Transcribe all the entries word for word, omitting any pictures they contain.

(Items from a dataset)
>>>

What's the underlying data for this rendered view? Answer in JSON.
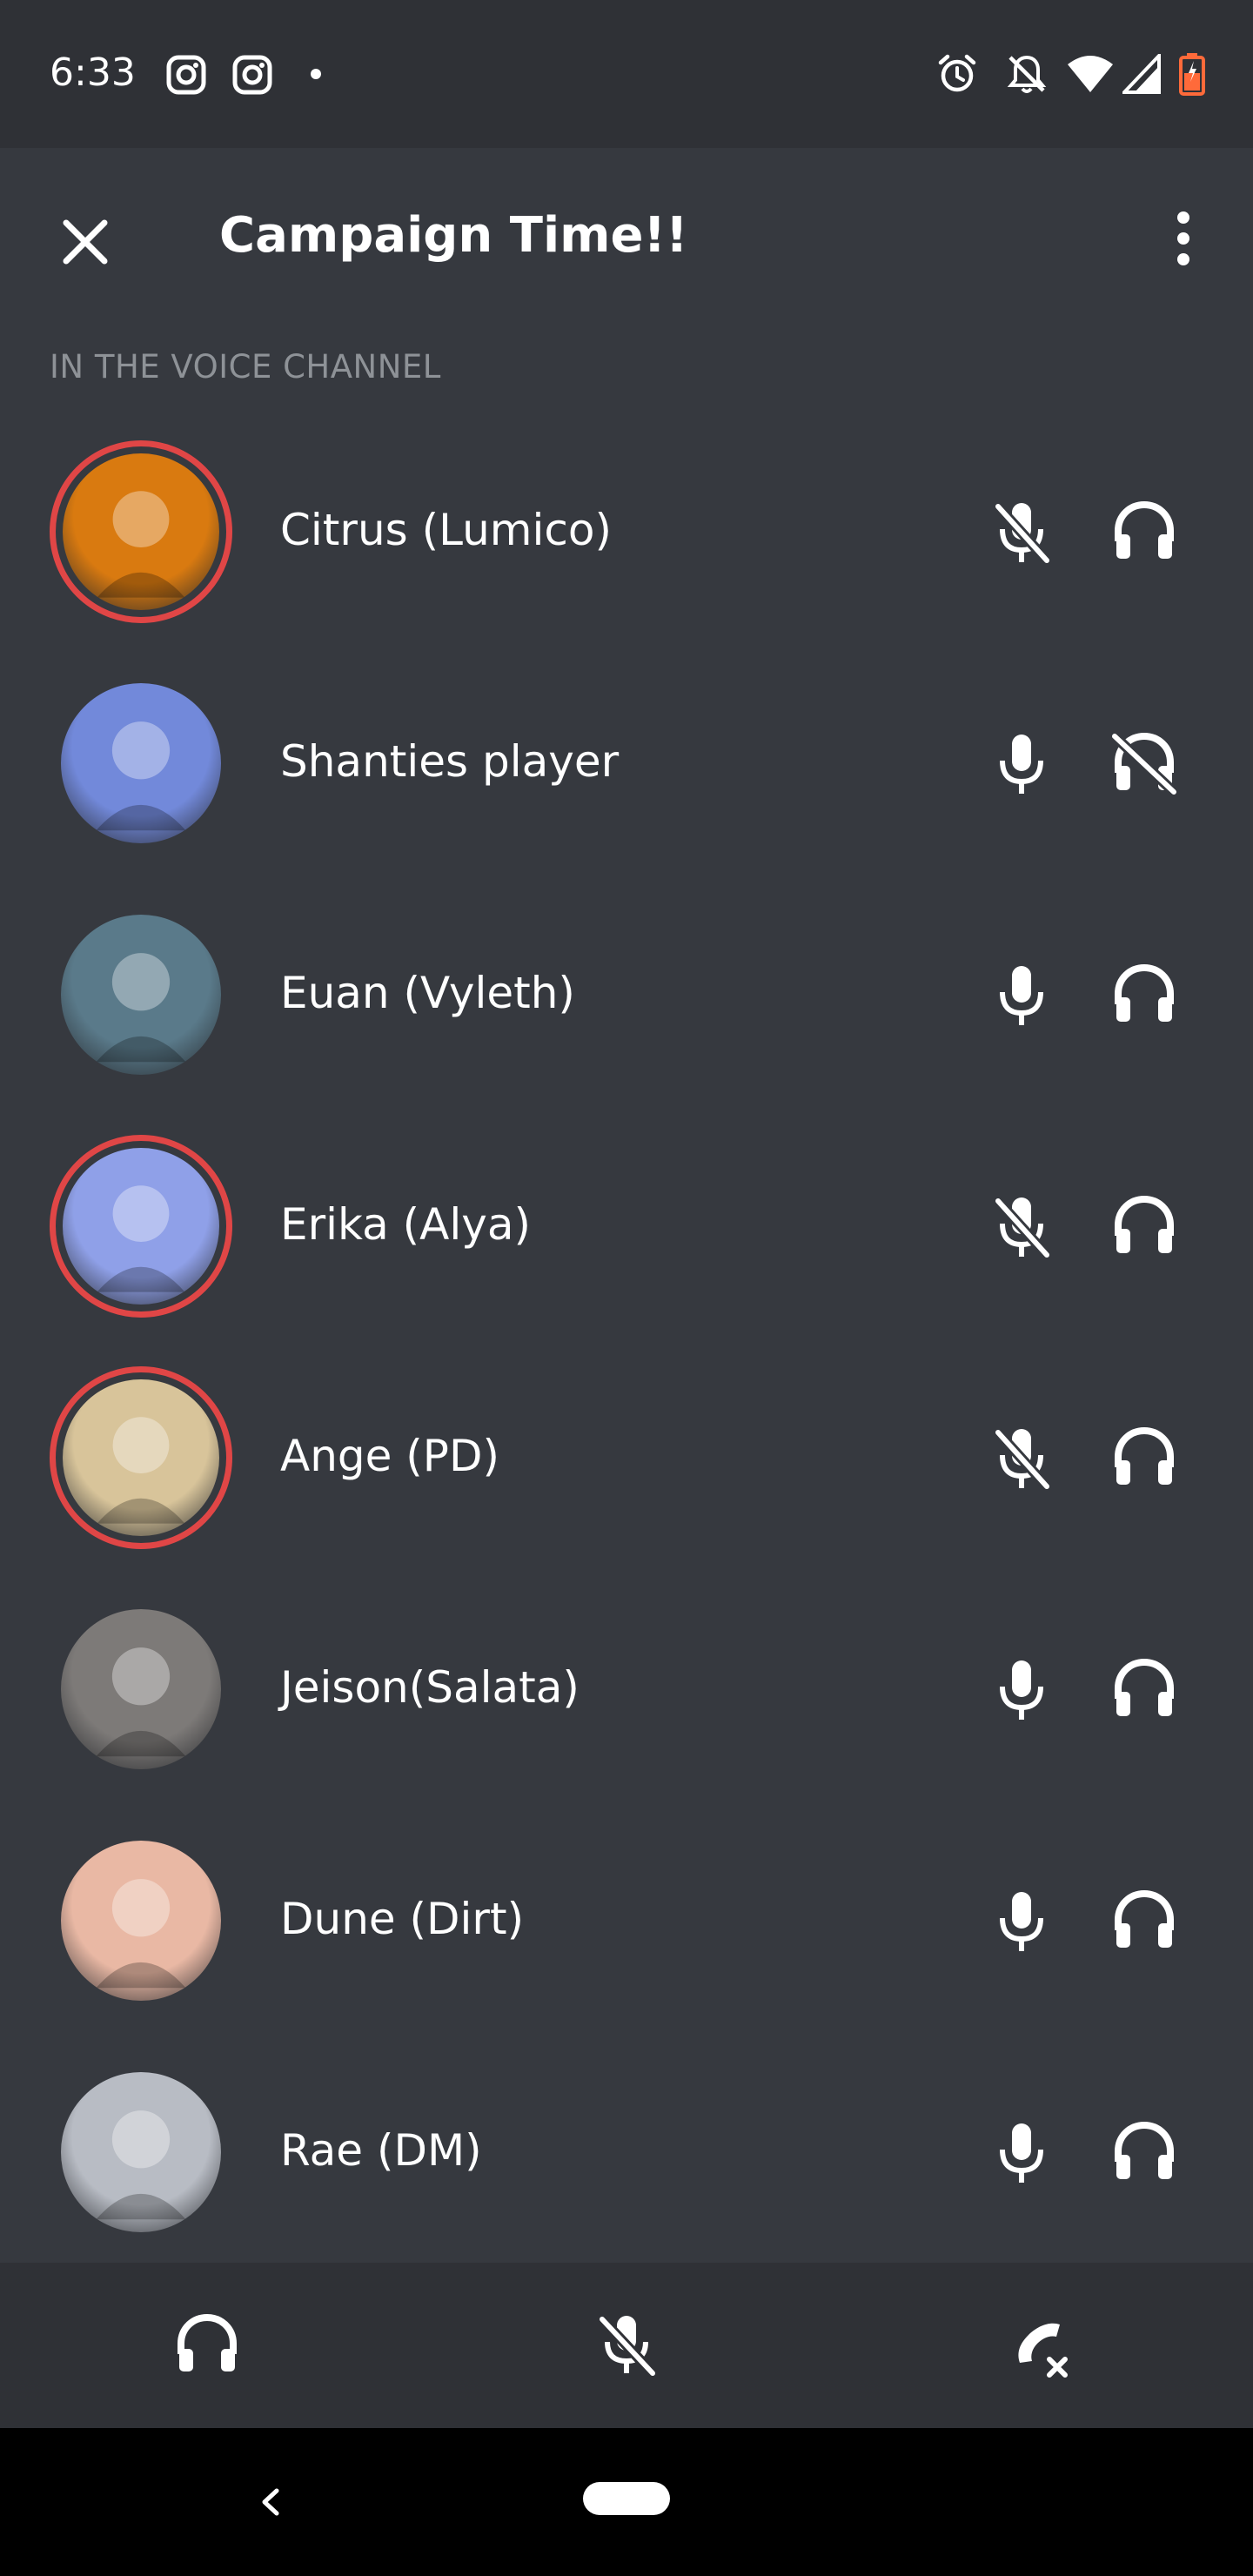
{
  "status_bar": {
    "time": "6:33",
    "left_icons": [
      "instagram-icon",
      "instagram-icon",
      "notification-dot-icon"
    ],
    "right_icons": [
      "alarm-icon",
      "notifications-off-icon",
      "wifi-icon",
      "signal-icon",
      "battery-icon"
    ]
  },
  "header": {
    "title": "Campaign Time!!",
    "close_icon": "close-icon",
    "more_icon": "more-vertical-icon"
  },
  "section_label": "IN THE VOICE CHANNEL",
  "members": [
    {
      "name": "Citrus (Lumico)",
      "speaking": true,
      "mic": "muted",
      "headphones": "on",
      "avatar_color": "#d97a10"
    },
    {
      "name": "Shanties player",
      "speaking": false,
      "mic": "on",
      "headphones": "deafened",
      "avatar_color": "#7289da"
    },
    {
      "name": "Euan (Vyleth)",
      "speaking": false,
      "mic": "on",
      "headphones": "on",
      "avatar_color": "#5a7a8a"
    },
    {
      "name": "Erika (Alya)",
      "speaking": true,
      "mic": "muted",
      "headphones": "on",
      "avatar_color": "#8fa0e8"
    },
    {
      "name": "Ange (PD)",
      "speaking": true,
      "mic": "muted",
      "headphones": "on",
      "avatar_color": "#d8c49a"
    },
    {
      "name": "Jeison(Salata)",
      "speaking": false,
      "mic": "on",
      "headphones": "on",
      "avatar_color": "#7d7a78"
    },
    {
      "name": "Dune (Dirt)",
      "speaking": false,
      "mic": "on",
      "headphones": "on",
      "avatar_color": "#e9b8a4"
    },
    {
      "name": "Rae (DM)",
      "speaking": false,
      "mic": "on",
      "headphones": "on",
      "avatar_color": "#b8bcc4"
    }
  ],
  "bottom_bar": {
    "buttons": [
      "headphones-icon",
      "mic-muted-icon",
      "disconnect-call-icon"
    ]
  },
  "nav_bar": {
    "buttons": [
      "back-icon",
      "home-pill"
    ]
  },
  "colors": {
    "background": "#36393f",
    "bars": "#2f3136",
    "speaking_ring": "#e04646",
    "muted_text": "#8e9297"
  }
}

<<<

__THE REPLY__:
What's the underlying data for this rendered view? Answer in JSON.
{
  "status_bar": {
    "time": "6:33",
    "left_icons": [
      "instagram-icon",
      "instagram-icon",
      "notification-dot-icon"
    ],
    "right_icons": [
      "alarm-icon",
      "notifications-off-icon",
      "wifi-icon",
      "signal-icon",
      "battery-icon"
    ]
  },
  "header": {
    "title": "Campaign Time!!",
    "close_icon": "close-icon",
    "more_icon": "more-vertical-icon"
  },
  "section_label": "IN THE VOICE CHANNEL",
  "members": [
    {
      "name": "Citrus (Lumico)",
      "speaking": true,
      "mic": "muted",
      "headphones": "on",
      "avatar_color": "#d97a10"
    },
    {
      "name": "Shanties player",
      "speaking": false,
      "mic": "on",
      "headphones": "deafened",
      "avatar_color": "#7289da"
    },
    {
      "name": "Euan (Vyleth)",
      "speaking": false,
      "mic": "on",
      "headphones": "on",
      "avatar_color": "#5a7a8a"
    },
    {
      "name": "Erika (Alya)",
      "speaking": true,
      "mic": "muted",
      "headphones": "on",
      "avatar_color": "#8fa0e8"
    },
    {
      "name": "Ange (PD)",
      "speaking": true,
      "mic": "muted",
      "headphones": "on",
      "avatar_color": "#d8c49a"
    },
    {
      "name": "Jeison(Salata)",
      "speaking": false,
      "mic": "on",
      "headphones": "on",
      "avatar_color": "#7d7a78"
    },
    {
      "name": "Dune (Dirt)",
      "speaking": false,
      "mic": "on",
      "headphones": "on",
      "avatar_color": "#e9b8a4"
    },
    {
      "name": "Rae (DM)",
      "speaking": false,
      "mic": "on",
      "headphones": "on",
      "avatar_color": "#b8bcc4"
    }
  ],
  "bottom_bar": {
    "buttons": [
      "headphones-icon",
      "mic-muted-icon",
      "disconnect-call-icon"
    ]
  },
  "nav_bar": {
    "buttons": [
      "back-icon",
      "home-pill"
    ]
  },
  "colors": {
    "background": "#36393f",
    "bars": "#2f3136",
    "speaking_ring": "#e04646",
    "muted_text": "#8e9297"
  }
}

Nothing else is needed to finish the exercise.